(Required task):
Every line below must be reproduced exactly. Copy them all.
-- begin Material supplied --
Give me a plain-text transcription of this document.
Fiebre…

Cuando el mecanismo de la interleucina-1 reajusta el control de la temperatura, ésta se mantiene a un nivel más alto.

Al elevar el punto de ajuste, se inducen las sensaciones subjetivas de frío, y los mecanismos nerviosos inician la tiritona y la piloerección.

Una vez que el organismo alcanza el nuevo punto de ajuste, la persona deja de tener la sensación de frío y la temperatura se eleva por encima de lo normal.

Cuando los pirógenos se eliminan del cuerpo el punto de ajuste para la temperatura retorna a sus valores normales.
-- end Material supplied --
(Answer to the task):
Give me a plain-text transcription of this document.
Fiebre…

Cuando el mecanismo de la interleucina-1 reajusta el control de la temperatura, ésta se mantiene a un nivel más alto.

Al elevar el punto de ajuste, se inducen las sensaciones subjetivas de frío, y los mecanismos nerviosos inician la tiritona y la piloerección.

Una vez que el organismo alcanza el nuevo punto de ajuste, la persona deja de tener la sensación de frío y la temperatura se eleva por encima de lo normal.

Cuando los pirógenos se eliminan del cuerpo el punto de ajuste para la temperatura retorna a sus valores normales.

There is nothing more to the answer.